■ **WRITTEN TASK**: Lines containing the word "only" should be extracted in full.

SUPPLIED DATA start

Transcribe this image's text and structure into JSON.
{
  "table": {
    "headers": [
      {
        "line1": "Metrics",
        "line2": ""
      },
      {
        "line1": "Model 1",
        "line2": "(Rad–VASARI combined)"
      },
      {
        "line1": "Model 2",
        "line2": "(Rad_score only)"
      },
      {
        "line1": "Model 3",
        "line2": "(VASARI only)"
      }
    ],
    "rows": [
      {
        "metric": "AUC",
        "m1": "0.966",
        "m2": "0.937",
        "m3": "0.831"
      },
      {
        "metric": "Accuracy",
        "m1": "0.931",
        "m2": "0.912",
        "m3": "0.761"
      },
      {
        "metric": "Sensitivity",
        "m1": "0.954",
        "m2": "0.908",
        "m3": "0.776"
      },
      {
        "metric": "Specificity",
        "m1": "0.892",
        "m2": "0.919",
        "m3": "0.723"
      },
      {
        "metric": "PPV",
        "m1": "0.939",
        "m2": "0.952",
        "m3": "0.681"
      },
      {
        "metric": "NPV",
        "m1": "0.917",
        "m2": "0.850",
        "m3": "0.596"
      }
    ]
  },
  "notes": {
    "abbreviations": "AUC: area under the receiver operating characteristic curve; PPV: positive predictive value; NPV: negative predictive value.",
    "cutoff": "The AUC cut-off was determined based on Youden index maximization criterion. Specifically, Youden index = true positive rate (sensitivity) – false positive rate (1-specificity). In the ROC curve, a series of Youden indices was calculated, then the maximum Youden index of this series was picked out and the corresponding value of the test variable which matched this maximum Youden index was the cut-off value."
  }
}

SUPPLIED DATA end

■ **ANSWER TO THE PROBLEM**:
        "line2": "(Rad_score only)"
        "line2": "(VASARI only)"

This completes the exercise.